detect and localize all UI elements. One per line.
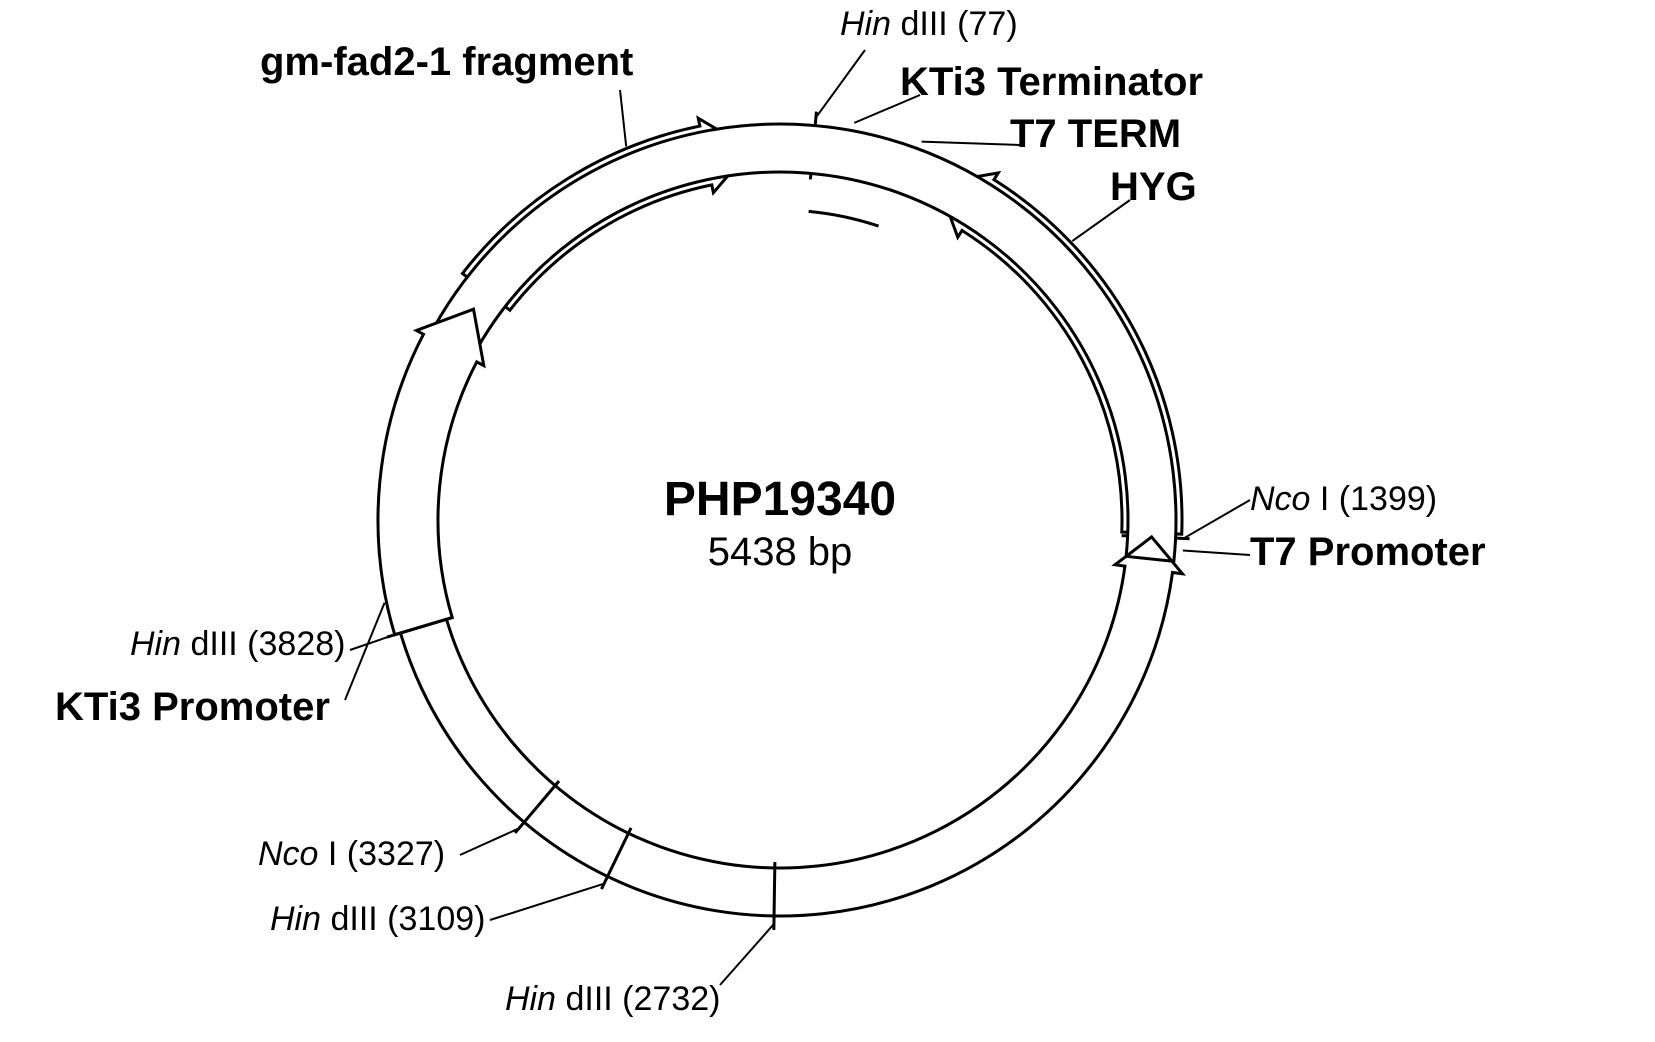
restriction-tick	[774, 862, 775, 930]
feature-label: KTi3 Terminator	[900, 60, 1203, 105]
inner-arc	[809, 211, 879, 226]
leader-line	[460, 828, 519, 855]
leader-line	[720, 924, 774, 985]
leader-line	[620, 90, 626, 146]
feature-arrow	[378, 309, 484, 635]
feature-label: Hin dIII (3109)	[270, 900, 485, 939]
plasmid-svg: PHP193405438 bp	[0, 0, 1655, 1042]
feature-label: T7 Promoter	[1250, 530, 1486, 575]
feature-label: Hin dIII (2732)	[505, 980, 720, 1019]
leader-line	[816, 50, 865, 118]
leader-line	[922, 142, 1020, 145]
feature-label: T7 TERM	[1010, 112, 1181, 157]
leader-line	[345, 603, 385, 700]
plasmid-name: PHP19340	[664, 473, 896, 526]
feature-label: Hin dIII (77)	[840, 5, 1018, 44]
feature-label: gm-fad2-1 fragment	[260, 40, 633, 85]
feature-label: Hin dIII (3828)	[130, 625, 345, 664]
feature-label: Nco I (1399)	[1250, 480, 1437, 519]
feature-label: Nco I (3327)	[258, 835, 445, 874]
leader-line	[490, 884, 604, 920]
plasmid-map: PHP193405438 bp gm-fad2-1 fragment Hin dI…	[0, 0, 1655, 1042]
feature-label: KTi3 Promoter	[55, 685, 330, 730]
plasmid-size: 5438 bp	[708, 530, 853, 574]
leader-line	[1183, 551, 1250, 555]
leader-line	[1184, 500, 1250, 538]
feature-label: HYG	[1110, 165, 1197, 210]
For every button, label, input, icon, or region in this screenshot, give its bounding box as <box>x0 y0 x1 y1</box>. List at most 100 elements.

....................

» The request
Write out every line of the items above word for word, leaving out the pictures.

» Solution to the exercise
detect and localize all UI elements. One per line.
restriction-tick	[774, 862, 775, 930]
feature-label: KTi3 Terminator	[900, 60, 1203, 105]
inner-arc	[809, 211, 879, 226]
leader-line	[460, 828, 519, 855]
leader-line	[720, 924, 774, 985]
leader-line	[620, 90, 626, 146]
feature-arrow	[378, 309, 484, 635]
feature-label: Hin dIII (3109)	[270, 900, 485, 939]
plasmid-svg: PHP193405438 bp	[0, 0, 1655, 1042]
feature-label: T7 Promoter	[1250, 530, 1486, 575]
feature-label: Hin dIII (2732)	[505, 980, 720, 1019]
leader-line	[816, 50, 865, 118]
leader-line	[922, 142, 1020, 145]
feature-label: T7 TERM	[1010, 112, 1181, 157]
leader-line	[345, 603, 385, 700]
plasmid-name: PHP19340	[664, 473, 896, 526]
feature-label: Hin dIII (77)	[840, 5, 1018, 44]
feature-label: gm-fad2-1 fragment	[260, 40, 633, 85]
feature-label: Hin dIII (3828)	[130, 625, 345, 664]
feature-label: Nco I (1399)	[1250, 480, 1437, 519]
feature-label: Nco I (3327)	[258, 835, 445, 874]
leader-line	[490, 884, 604, 920]
plasmid-map: PHP193405438 bp gm-fad2-1 fragment Hin dI…	[0, 0, 1655, 1042]
feature-label: KTi3 Promoter	[55, 685, 330, 730]
plasmid-size: 5438 bp	[708, 530, 853, 574]
leader-line	[1183, 551, 1250, 555]
leader-line	[1184, 500, 1250, 538]
feature-label: HYG	[1110, 165, 1197, 210]
For every button, label, input, icon, or region in this screenshot, give its bounding box as <box>x0 y0 x1 y1</box>. List at most 100 elements.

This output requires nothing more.